**Set exercise**: Pick out every line that holds the string "this" and copy it.

**Task input**:
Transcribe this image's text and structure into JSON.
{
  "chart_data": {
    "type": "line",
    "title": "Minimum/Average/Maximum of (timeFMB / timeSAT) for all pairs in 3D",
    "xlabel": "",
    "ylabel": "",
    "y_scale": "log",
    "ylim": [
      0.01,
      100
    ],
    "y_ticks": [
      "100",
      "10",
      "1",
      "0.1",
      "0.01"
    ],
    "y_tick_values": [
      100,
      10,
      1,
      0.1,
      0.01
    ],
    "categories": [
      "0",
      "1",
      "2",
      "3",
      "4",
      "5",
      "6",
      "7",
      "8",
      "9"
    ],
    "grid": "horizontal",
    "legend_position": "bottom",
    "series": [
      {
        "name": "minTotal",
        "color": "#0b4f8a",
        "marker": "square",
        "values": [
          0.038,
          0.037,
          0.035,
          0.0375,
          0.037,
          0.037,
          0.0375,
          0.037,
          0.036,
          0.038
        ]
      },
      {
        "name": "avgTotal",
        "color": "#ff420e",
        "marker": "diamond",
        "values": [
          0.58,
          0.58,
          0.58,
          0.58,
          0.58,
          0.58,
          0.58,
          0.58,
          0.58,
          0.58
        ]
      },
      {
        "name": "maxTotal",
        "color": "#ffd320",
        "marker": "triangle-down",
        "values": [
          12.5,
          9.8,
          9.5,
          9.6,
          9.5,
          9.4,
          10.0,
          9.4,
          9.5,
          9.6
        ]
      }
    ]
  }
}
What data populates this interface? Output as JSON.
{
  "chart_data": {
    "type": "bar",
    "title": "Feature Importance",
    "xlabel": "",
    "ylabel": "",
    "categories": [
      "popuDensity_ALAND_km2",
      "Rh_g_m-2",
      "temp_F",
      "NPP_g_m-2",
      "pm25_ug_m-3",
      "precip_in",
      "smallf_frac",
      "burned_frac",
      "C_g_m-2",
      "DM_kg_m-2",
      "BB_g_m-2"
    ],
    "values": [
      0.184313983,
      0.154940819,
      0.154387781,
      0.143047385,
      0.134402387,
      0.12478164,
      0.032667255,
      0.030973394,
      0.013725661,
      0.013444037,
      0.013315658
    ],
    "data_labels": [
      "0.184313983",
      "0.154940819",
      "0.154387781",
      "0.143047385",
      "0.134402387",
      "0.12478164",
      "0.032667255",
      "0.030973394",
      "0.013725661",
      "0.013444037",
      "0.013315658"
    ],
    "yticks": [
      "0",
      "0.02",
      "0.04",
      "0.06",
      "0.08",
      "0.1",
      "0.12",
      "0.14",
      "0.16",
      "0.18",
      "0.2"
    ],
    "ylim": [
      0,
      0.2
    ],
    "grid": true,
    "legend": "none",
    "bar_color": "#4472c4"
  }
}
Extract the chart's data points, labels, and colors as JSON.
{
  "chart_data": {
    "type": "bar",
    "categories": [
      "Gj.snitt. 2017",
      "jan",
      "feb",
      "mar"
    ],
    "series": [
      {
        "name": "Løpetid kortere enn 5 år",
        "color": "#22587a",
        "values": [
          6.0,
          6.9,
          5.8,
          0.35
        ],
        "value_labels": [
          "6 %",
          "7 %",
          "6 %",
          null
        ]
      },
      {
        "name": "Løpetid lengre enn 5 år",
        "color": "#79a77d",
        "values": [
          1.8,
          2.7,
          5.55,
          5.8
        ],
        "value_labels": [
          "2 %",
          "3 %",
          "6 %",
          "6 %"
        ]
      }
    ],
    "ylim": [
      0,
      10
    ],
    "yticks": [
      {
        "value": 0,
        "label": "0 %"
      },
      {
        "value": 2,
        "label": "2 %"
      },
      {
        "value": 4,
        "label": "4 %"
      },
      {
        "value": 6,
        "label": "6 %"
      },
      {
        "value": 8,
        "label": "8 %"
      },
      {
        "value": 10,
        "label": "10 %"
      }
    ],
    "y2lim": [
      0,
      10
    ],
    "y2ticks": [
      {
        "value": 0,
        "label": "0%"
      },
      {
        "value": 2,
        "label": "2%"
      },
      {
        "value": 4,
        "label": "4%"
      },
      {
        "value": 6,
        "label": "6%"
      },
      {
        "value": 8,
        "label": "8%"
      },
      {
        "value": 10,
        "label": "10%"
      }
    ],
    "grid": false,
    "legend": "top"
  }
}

**Right answer**:
Transcribe this image's text and structure into JSON.
What data populates this interface? Output as JSON.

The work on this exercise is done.